_Given task_
Locate each line holding the string "Comment" and copy it.

_Data provided_
────────────────

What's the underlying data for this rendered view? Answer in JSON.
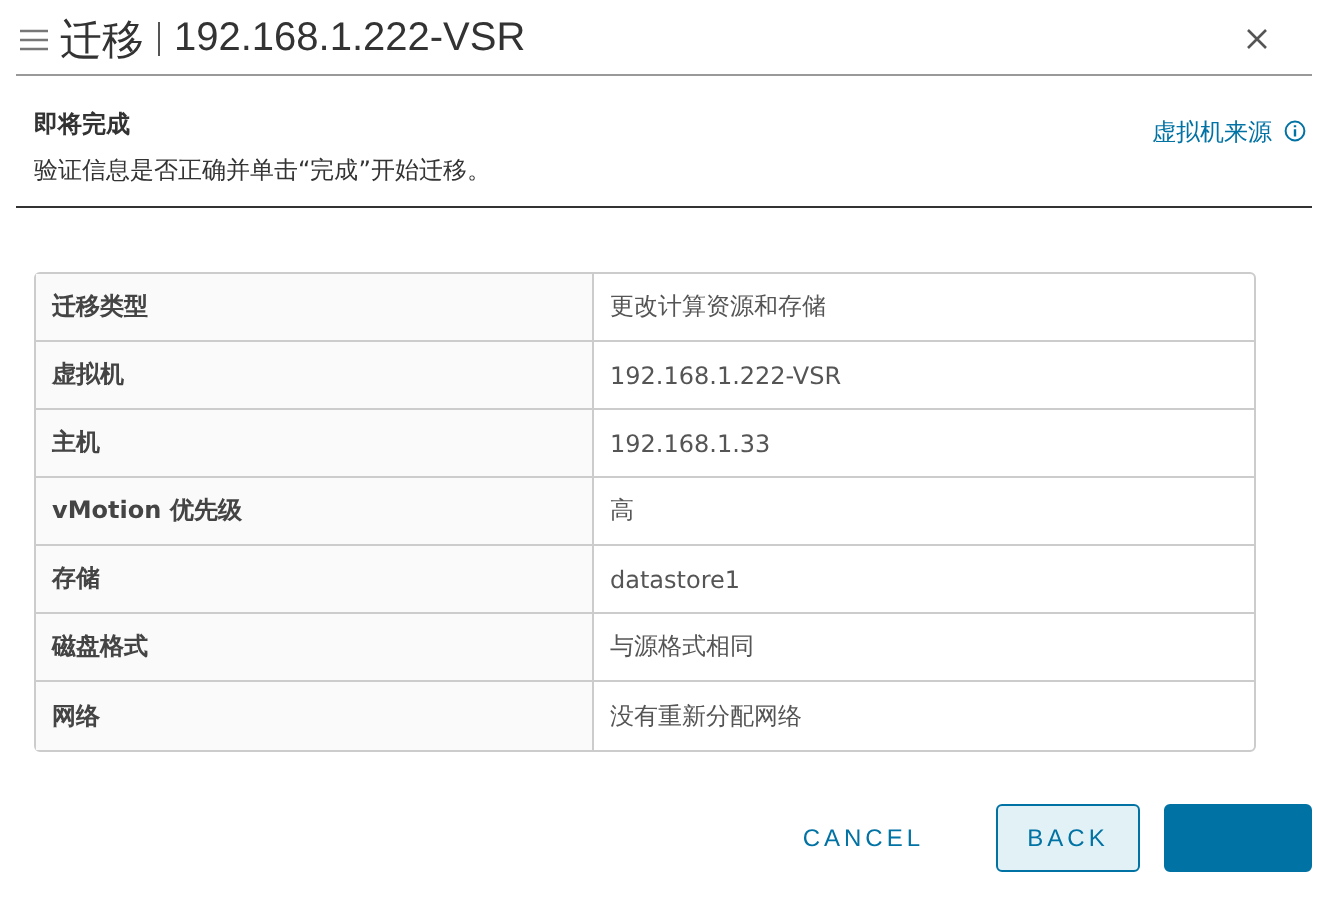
{
  "dialog": {
    "title": "迁移",
    "subtitle": "192.168.1.222-VSR"
  },
  "step": {
    "heading": "即将完成",
    "description": "验证信息是否正确并单击“完成”开始迁移。",
    "link": "虚拟机来源"
  },
  "summary": [
    {
      "label": "迁移类型",
      "value": "更改计算资源和存储"
    },
    {
      "label": "虚拟机",
      "value": "192.168.1.222-VSR"
    },
    {
      "label": "主机",
      "value": "192.168.1.33"
    },
    {
      "label": "vMotion 优先级",
      "value": "高"
    },
    {
      "label": "存储",
      "value": "datastore1"
    },
    {
      "label": "磁盘格式",
      "value": "与源格式相同"
    },
    {
      "label": "网络",
      "value": "没有重新分配网络"
    }
  ],
  "buttons": [
    {
      "kind": "flat",
      "label": "CANCEL"
    },
    {
      "kind": "outline",
      "label": "BACK"
    },
    {
      "kind": "primary"
    }
  ]
}
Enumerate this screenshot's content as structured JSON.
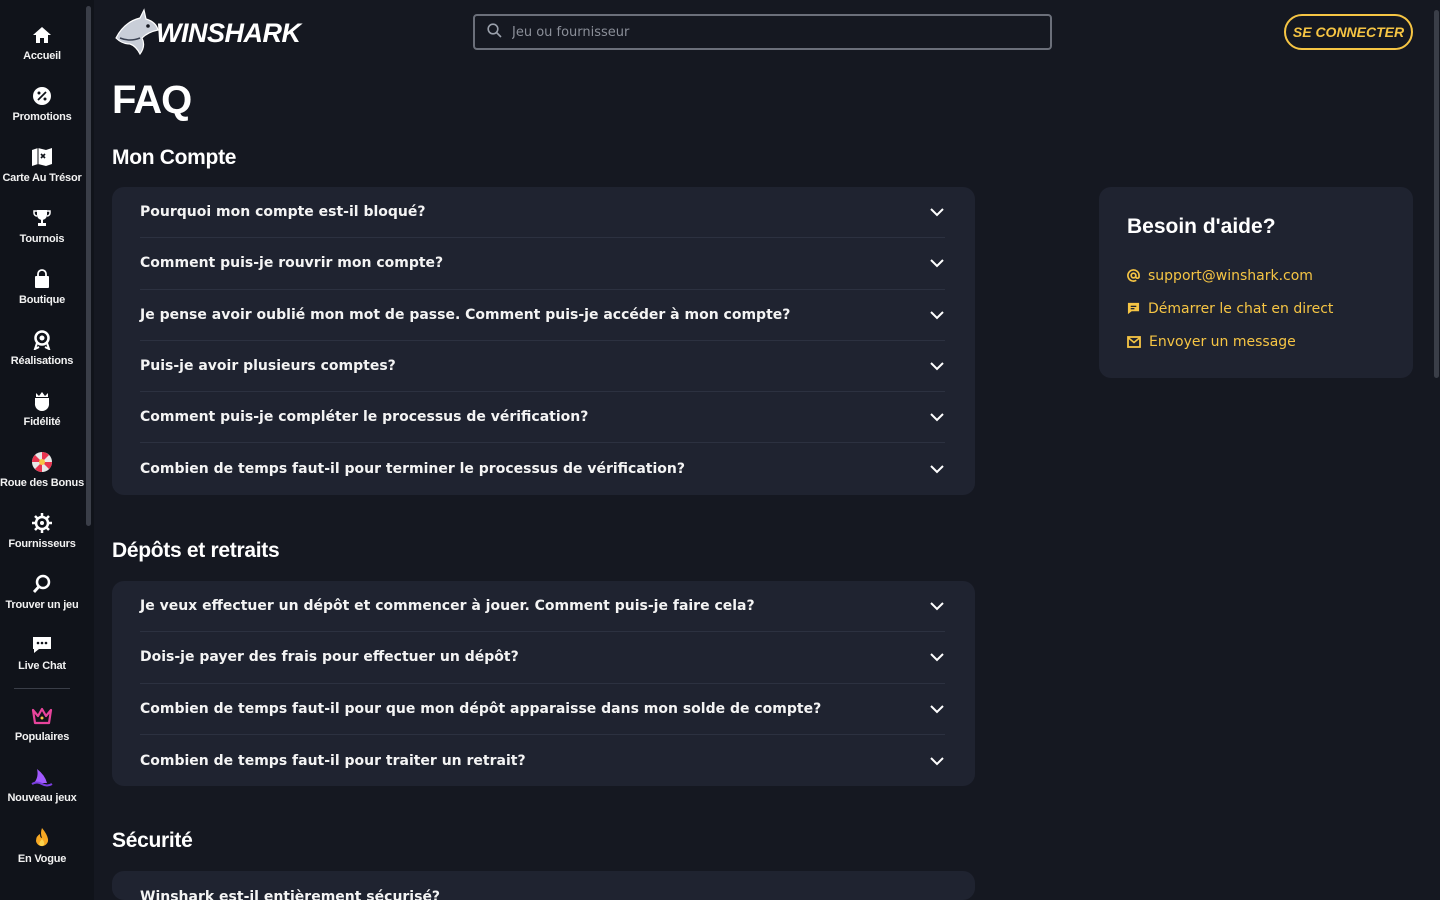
{
  "brand": {
    "name": "WINSHARK"
  },
  "colors": {
    "accent": "#f6c544",
    "background": "#151821",
    "sidebar": "#10131a",
    "card": "#1f2330"
  },
  "sidebar": {
    "items": [
      {
        "label": "Accueil",
        "icon": "home-icon"
      },
      {
        "label": "Promotions",
        "icon": "percent-icon"
      },
      {
        "label": "Carte Au Trésor",
        "icon": "map-icon"
      },
      {
        "label": "Tournois",
        "icon": "trophy-icon"
      },
      {
        "label": "Boutique",
        "icon": "bag-icon"
      },
      {
        "label": "Réalisations",
        "icon": "medal-icon"
      },
      {
        "label": "Fidélité",
        "icon": "crown-shield-icon"
      },
      {
        "label": "Roue des Bonus",
        "icon": "wheel-icon"
      },
      {
        "label": "Fournisseurs",
        "icon": "gear-icon"
      },
      {
        "label": "Trouver un jeu",
        "icon": "search-icon"
      },
      {
        "label": "Live Chat",
        "icon": "chat-icon"
      },
      {
        "label": "Populaires",
        "icon": "crown-icon"
      },
      {
        "label": "Nouveau jeux",
        "icon": "shark-fin-icon"
      },
      {
        "label": "En Vogue",
        "icon": "flame-icon"
      }
    ]
  },
  "header": {
    "search_placeholder": "Jeu ou fournisseur",
    "login_label": "SE CONNECTER"
  },
  "page": {
    "title": "FAQ",
    "sections": [
      {
        "title": "Mon Compte",
        "questions": [
          "Pourquoi mon compte est-il bloqué?",
          "Comment puis-je rouvrir mon compte?",
          "Je pense avoir oublié mon mot de passe. Comment puis-je accéder à mon compte?",
          "Puis-je avoir plusieurs comptes?",
          "Comment puis-je compléter le processus de vérification?",
          "Combien de temps faut-il pour terminer le processus de vérification?"
        ]
      },
      {
        "title": "Dépôts et retraits",
        "questions": [
          "Je veux effectuer un dépôt et commencer à jouer. Comment puis-je faire cela?",
          "Dois-je payer des frais pour effectuer un dépôt?",
          "Combien de temps faut-il pour que mon dépôt apparaisse dans mon solde de compte?",
          "Combien de temps faut-il pour traiter un retrait?"
        ]
      },
      {
        "title": "Sécurité",
        "questions": [
          "Winshark est-il entièrement sécurisé?"
        ]
      }
    ]
  },
  "help": {
    "title": "Besoin d'aide?",
    "email": "support@winshark.com",
    "chat": "Démarrer le chat en direct",
    "message": "Envoyer un message"
  }
}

────────────────

_Response_
          "Comment puis-je rouvrir mon compte?",
          "Je pense avoir oublié mon mot de passe. Comment puis-je accéder à mon compte?",
          "Comment puis-je compléter le processus de vérification?",
          "Je veux effectuer un dépôt et commencer à jouer. Comment puis-je faire cela?",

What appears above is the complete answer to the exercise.